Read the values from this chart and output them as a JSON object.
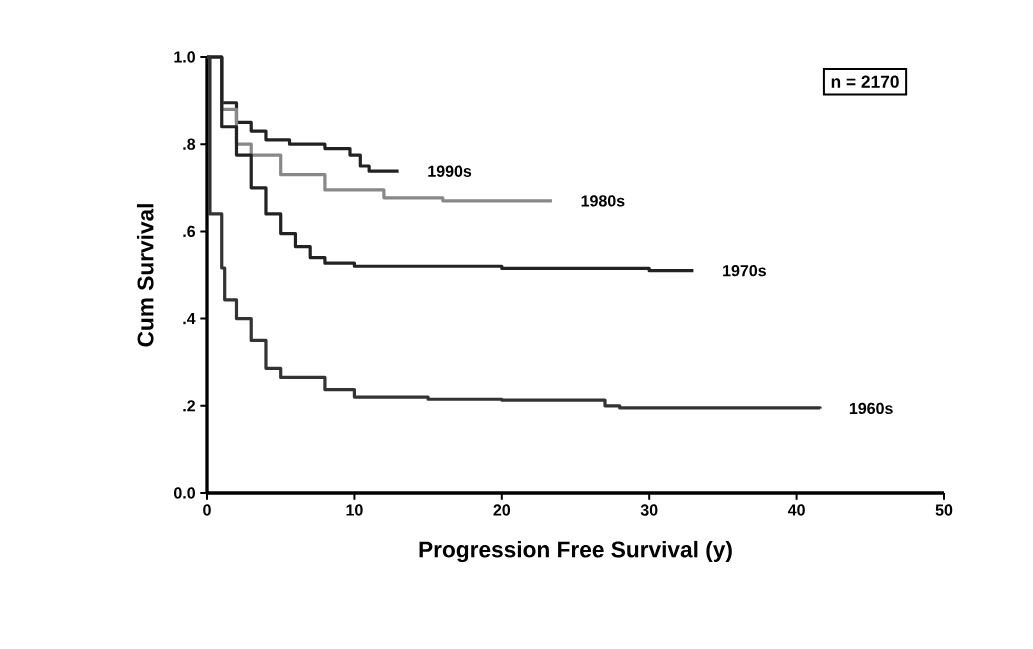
{
  "chart_data": {
    "type": "step",
    "xlabel": "Progression Free Survival (y)",
    "ylabel": "Cum Survival",
    "annotations": [
      "n = 2170"
    ],
    "xlim": [
      0,
      50
    ],
    "xticks": [
      0,
      10,
      20,
      30,
      40,
      50
    ],
    "ylim": [
      0,
      1
    ],
    "yticks": [
      {
        "value": 0,
        "label": "0.0"
      },
      {
        "value": 0.2,
        "label": ".2"
      },
      {
        "value": 0.4,
        "label": ".4"
      },
      {
        "value": 0.6,
        "label": ".6"
      },
      {
        "value": 0.8,
        "label": ".8"
      },
      {
        "value": 1,
        "label": "1.0"
      }
    ],
    "grid": false,
    "legend": false,
    "series": [
      {
        "name": "1990s",
        "color": "#222222",
        "x": [
          0,
          1,
          2,
          3,
          4,
          5.6,
          8,
          9.7,
          10.4,
          11,
          13
        ],
        "values": [
          1,
          0.895,
          0.85,
          0.83,
          0.81,
          0.8,
          0.79,
          0.775,
          0.75,
          0.738,
          0.738
        ]
      },
      {
        "name": "1980s",
        "color": "#888888",
        "x": [
          0,
          1,
          2,
          3,
          5,
          8,
          12,
          16,
          23.4
        ],
        "values": [
          1,
          0.88,
          0.8,
          0.775,
          0.73,
          0.695,
          0.677,
          0.67,
          0.67
        ]
      },
      {
        "name": "1970s",
        "color": "#222222",
        "x": [
          0,
          1,
          2,
          3,
          4,
          5,
          6,
          7,
          8,
          10,
          20,
          30,
          33
        ],
        "values": [
          1,
          0.84,
          0.775,
          0.7,
          0.64,
          0.595,
          0.565,
          0.54,
          0.527,
          0.52,
          0.515,
          0.51,
          0.51
        ]
      },
      {
        "name": "1960s",
        "color": "#333333",
        "x": [
          0,
          0.2,
          1,
          1.2,
          2,
          3,
          4,
          5,
          7,
          8,
          10,
          15,
          20,
          22,
          27,
          28,
          41.6
        ],
        "values": [
          1,
          0.64,
          0.516,
          0.443,
          0.4,
          0.35,
          0.286,
          0.265,
          0.265,
          0.237,
          0.22,
          0.215,
          0.213,
          0.213,
          0.2,
          0.195,
          0.194
        ]
      }
    ]
  }
}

□ □ □ □

**DO THIS**
Replicate the material above verbatim; images stay out of the copy.

**EXERCISE ANSWER**
Read the values from this chart and output them as a JSON object.
{
  "chart_data": {
    "type": "step",
    "xlabel": "Progression Free Survival (y)",
    "ylabel": "Cum Survival",
    "annotations": [
      "n = 2170"
    ],
    "xlim": [
      0,
      50
    ],
    "xticks": [
      0,
      10,
      20,
      30,
      40,
      50
    ],
    "ylim": [
      0,
      1
    ],
    "yticks": [
      {
        "value": 0,
        "label": "0.0"
      },
      {
        "value": 0.2,
        "label": ".2"
      },
      {
        "value": 0.4,
        "label": ".4"
      },
      {
        "value": 0.6,
        "label": ".6"
      },
      {
        "value": 0.8,
        "label": ".8"
      },
      {
        "value": 1,
        "label": "1.0"
      }
    ],
    "grid": false,
    "legend": false,
    "series": [
      {
        "name": "1990s",
        "color": "#222222",
        "x": [
          0,
          1,
          2,
          3,
          4,
          5.6,
          8,
          9.7,
          10.4,
          11,
          13
        ],
        "values": [
          1,
          0.895,
          0.85,
          0.83,
          0.81,
          0.8,
          0.79,
          0.775,
          0.75,
          0.738,
          0.738
        ]
      },
      {
        "name": "1980s",
        "color": "#888888",
        "x": [
          0,
          1,
          2,
          3,
          5,
          8,
          12,
          16,
          23.4
        ],
        "values": [
          1,
          0.88,
          0.8,
          0.775,
          0.73,
          0.695,
          0.677,
          0.67,
          0.67
        ]
      },
      {
        "name": "1970s",
        "color": "#222222",
        "x": [
          0,
          1,
          2,
          3,
          4,
          5,
          6,
          7,
          8,
          10,
          20,
          30,
          33
        ],
        "values": [
          1,
          0.84,
          0.775,
          0.7,
          0.64,
          0.595,
          0.565,
          0.54,
          0.527,
          0.52,
          0.515,
          0.51,
          0.51
        ]
      },
      {
        "name": "1960s",
        "color": "#333333",
        "x": [
          0,
          0.2,
          1,
          1.2,
          2,
          3,
          4,
          5,
          7,
          8,
          10,
          15,
          20,
          22,
          27,
          28,
          41.6
        ],
        "values": [
          1,
          0.64,
          0.516,
          0.443,
          0.4,
          0.35,
          0.286,
          0.265,
          0.265,
          0.237,
          0.22,
          0.215,
          0.213,
          0.213,
          0.2,
          0.195,
          0.194
        ]
      }
    ]
  }
}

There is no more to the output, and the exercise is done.